- [WHAT IS EXPECTED]: Retype all of the listing exactly, passing over any picture you find.

- [DATA FOR THIS TASK]:
__________

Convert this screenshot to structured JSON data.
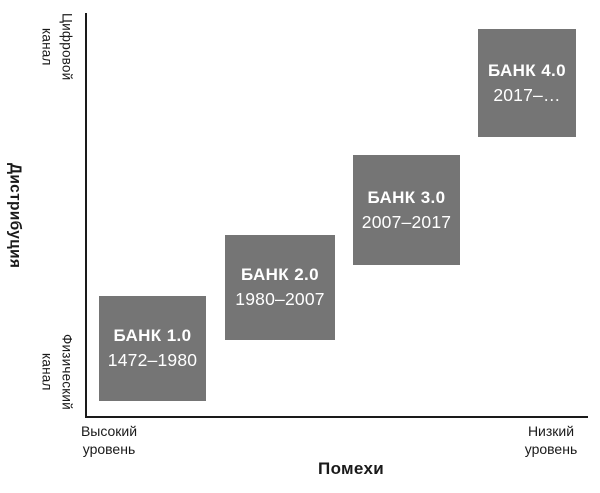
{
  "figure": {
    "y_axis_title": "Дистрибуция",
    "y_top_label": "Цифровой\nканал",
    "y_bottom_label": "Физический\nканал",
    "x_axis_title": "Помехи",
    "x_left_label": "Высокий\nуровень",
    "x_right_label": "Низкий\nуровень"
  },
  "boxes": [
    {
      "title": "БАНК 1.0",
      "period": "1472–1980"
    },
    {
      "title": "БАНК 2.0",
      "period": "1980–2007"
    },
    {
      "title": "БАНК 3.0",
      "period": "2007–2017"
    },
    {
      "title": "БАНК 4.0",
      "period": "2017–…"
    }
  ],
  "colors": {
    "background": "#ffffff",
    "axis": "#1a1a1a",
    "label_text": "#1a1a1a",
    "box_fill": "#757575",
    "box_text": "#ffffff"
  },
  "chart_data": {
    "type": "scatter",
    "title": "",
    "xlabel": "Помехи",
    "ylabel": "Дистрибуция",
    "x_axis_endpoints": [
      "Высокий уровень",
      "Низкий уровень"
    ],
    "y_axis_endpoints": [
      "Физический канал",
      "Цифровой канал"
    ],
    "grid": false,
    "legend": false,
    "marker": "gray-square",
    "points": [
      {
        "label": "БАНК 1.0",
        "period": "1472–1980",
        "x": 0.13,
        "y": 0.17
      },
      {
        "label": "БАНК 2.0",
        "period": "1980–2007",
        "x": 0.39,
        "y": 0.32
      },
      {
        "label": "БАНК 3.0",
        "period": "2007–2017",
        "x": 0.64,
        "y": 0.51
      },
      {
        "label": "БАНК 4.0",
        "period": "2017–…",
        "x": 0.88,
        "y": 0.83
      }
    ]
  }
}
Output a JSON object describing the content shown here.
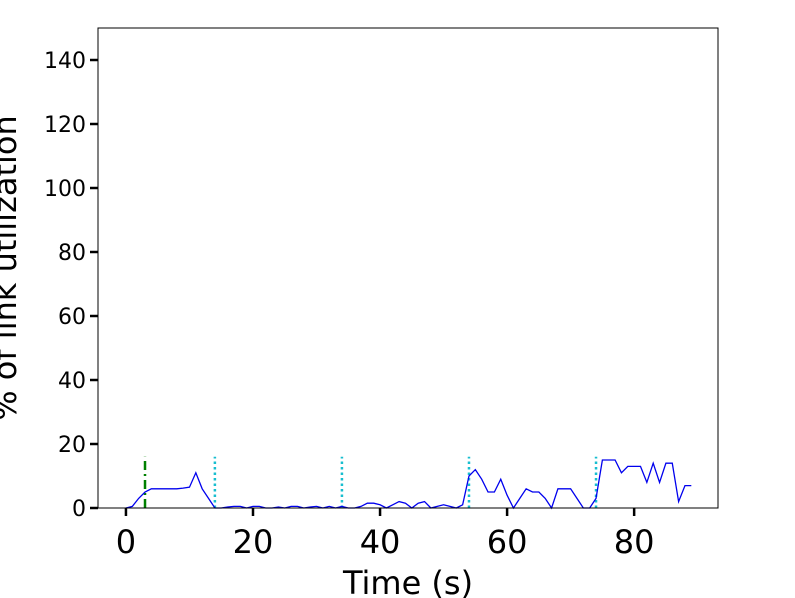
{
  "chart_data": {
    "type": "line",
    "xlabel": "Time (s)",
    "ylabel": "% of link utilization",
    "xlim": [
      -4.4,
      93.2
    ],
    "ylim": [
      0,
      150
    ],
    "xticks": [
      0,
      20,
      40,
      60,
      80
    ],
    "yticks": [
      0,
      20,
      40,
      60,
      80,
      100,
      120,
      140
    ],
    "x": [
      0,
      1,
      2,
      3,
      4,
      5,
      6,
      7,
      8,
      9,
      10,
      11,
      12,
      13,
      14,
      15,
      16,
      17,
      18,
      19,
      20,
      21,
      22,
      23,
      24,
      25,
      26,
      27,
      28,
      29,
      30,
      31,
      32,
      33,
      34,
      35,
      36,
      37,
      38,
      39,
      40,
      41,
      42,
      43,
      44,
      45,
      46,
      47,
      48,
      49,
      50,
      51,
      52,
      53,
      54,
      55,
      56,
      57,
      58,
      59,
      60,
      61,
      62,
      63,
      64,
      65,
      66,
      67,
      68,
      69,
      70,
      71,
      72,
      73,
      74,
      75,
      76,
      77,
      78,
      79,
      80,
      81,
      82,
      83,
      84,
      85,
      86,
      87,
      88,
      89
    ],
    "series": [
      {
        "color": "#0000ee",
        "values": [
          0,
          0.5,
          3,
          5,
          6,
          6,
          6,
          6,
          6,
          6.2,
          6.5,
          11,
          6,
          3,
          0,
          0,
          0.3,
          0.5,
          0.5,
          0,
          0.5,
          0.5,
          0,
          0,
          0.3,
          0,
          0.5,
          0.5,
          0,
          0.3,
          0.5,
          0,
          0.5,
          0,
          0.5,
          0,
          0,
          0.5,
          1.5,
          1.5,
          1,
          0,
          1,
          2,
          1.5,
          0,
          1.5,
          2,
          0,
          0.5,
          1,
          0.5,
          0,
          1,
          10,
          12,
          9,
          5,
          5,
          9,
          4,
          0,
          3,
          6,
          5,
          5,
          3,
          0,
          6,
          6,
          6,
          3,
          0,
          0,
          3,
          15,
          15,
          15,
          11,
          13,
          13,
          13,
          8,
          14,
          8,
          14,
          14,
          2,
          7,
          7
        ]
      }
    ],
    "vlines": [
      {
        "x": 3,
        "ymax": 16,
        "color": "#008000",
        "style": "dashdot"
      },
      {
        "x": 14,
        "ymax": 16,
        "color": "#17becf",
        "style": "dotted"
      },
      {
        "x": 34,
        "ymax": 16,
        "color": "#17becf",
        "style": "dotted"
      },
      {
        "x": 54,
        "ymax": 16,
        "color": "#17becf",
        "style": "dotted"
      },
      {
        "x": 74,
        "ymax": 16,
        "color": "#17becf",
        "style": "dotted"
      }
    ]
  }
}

__________

- [OUTPUT FOR THIS TASK]:
Convert this screenshot to structured JSON data.
{
  "figure": {
    "y_axis_title": "Дистрибуция",
    "y_top_label": "Цифровой\nканал",
    "y_bottom_label": "Физический\nканал",
    "x_axis_title": "Помехи",
    "x_left_label": "Высокий\nуровень",
    "x_right_label": "Низкий\nуровень"
  },
  "boxes": [
    {
      "title": "БАНК 1.0",
      "period": "1472–1980"
    },
    {
      "title": "БАНК 2.0",
      "period": "1980–2007"
    },
    {
      "title": "БАНК 3.0",
      "period": "2007–2017"
    },
    {
      "title": "БАНК 4.0",
      "period": "2017–…"
    }
  ],
  "colors": {
    "background": "#ffffff",
    "axis": "#1a1a1a",
    "label_text": "#1a1a1a",
    "box_fill": "#757575",
    "box_text": "#ffffff"
  },
  "chart_data": {
    "type": "scatter",
    "title": "",
    "xlabel": "Помехи",
    "ylabel": "Дистрибуция",
    "x_axis_endpoints": [
      "Высокий уровень",
      "Низкий уровень"
    ],
    "y_axis_endpoints": [
      "Физический канал",
      "Цифровой канал"
    ],
    "grid": false,
    "legend": false,
    "marker": "gray-square",
    "points": [
      {
        "label": "БАНК 1.0",
        "period": "1472–1980",
        "x": 0.13,
        "y": 0.17
      },
      {
        "label": "БАНК 2.0",
        "period": "1980–2007",
        "x": 0.39,
        "y": 0.32
      },
      {
        "label": "БАНК 3.0",
        "period": "2007–2017",
        "x": 0.64,
        "y": 0.51
      },
      {
        "label": "БАНК 4.0",
        "period": "2017–…",
        "x": 0.88,
        "y": 0.83
      }
    ]
  }
}
Output a JSON object describing the content shown here.
{
  "chart_data": {
    "type": "line",
    "xlabel": "Time (s)",
    "ylabel": "% of link utilization",
    "xlim": [
      -4.4,
      93.2
    ],
    "ylim": [
      0,
      150
    ],
    "xticks": [
      0,
      20,
      40,
      60,
      80
    ],
    "yticks": [
      0,
      20,
      40,
      60,
      80,
      100,
      120,
      140
    ],
    "x": [
      0,
      1,
      2,
      3,
      4,
      5,
      6,
      7,
      8,
      9,
      10,
      11,
      12,
      13,
      14,
      15,
      16,
      17,
      18,
      19,
      20,
      21,
      22,
      23,
      24,
      25,
      26,
      27,
      28,
      29,
      30,
      31,
      32,
      33,
      34,
      35,
      36,
      37,
      38,
      39,
      40,
      41,
      42,
      43,
      44,
      45,
      46,
      47,
      48,
      49,
      50,
      51,
      52,
      53,
      54,
      55,
      56,
      57,
      58,
      59,
      60,
      61,
      62,
      63,
      64,
      65,
      66,
      67,
      68,
      69,
      70,
      71,
      72,
      73,
      74,
      75,
      76,
      77,
      78,
      79,
      80,
      81,
      82,
      83,
      84,
      85,
      86,
      87,
      88,
      89
    ],
    "series": [
      {
        "color": "#0000ee",
        "values": [
          0,
          0.5,
          3,
          5,
          6,
          6,
          6,
          6,
          6,
          6.2,
          6.5,
          11,
          6,
          3,
          0,
          0,
          0.3,
          0.5,
          0.5,
          0,
          0.5,
          0.5,
          0,
          0,
          0.3,
          0,
          0.5,
          0.5,
          0,
          0.3,
          0.5,
          0,
          0.5,
          0,
          0.5,
          0,
          0,
          0.5,
          1.5,
          1.5,
          1,
          0,
          1,
          2,
          1.5,
          0,
          1.5,
          2,
          0,
          0.5,
          1,
          0.5,
          0,
          1,
          10,
          12,
          9,
          5,
          5,
          9,
          4,
          0,
          3,
          6,
          5,
          5,
          3,
          0,
          6,
          6,
          6,
          3,
          0,
          0,
          3,
          15,
          15,
          15,
          11,
          13,
          13,
          13,
          8,
          14,
          8,
          14,
          14,
          2,
          7,
          7
        ]
      }
    ],
    "vlines": [
      {
        "x": 3,
        "ymax": 16,
        "color": "#008000",
        "style": "dashdot"
      },
      {
        "x": 14,
        "ymax": 16,
        "color": "#17becf",
        "style": "dotted"
      },
      {
        "x": 34,
        "ymax": 16,
        "color": "#17becf",
        "style": "dotted"
      },
      {
        "x": 54,
        "ymax": 16,
        "color": "#17becf",
        "style": "dotted"
      },
      {
        "x": 74,
        "ymax": 16,
        "color": "#17becf",
        "style": "dotted"
      }
    ]
  }
}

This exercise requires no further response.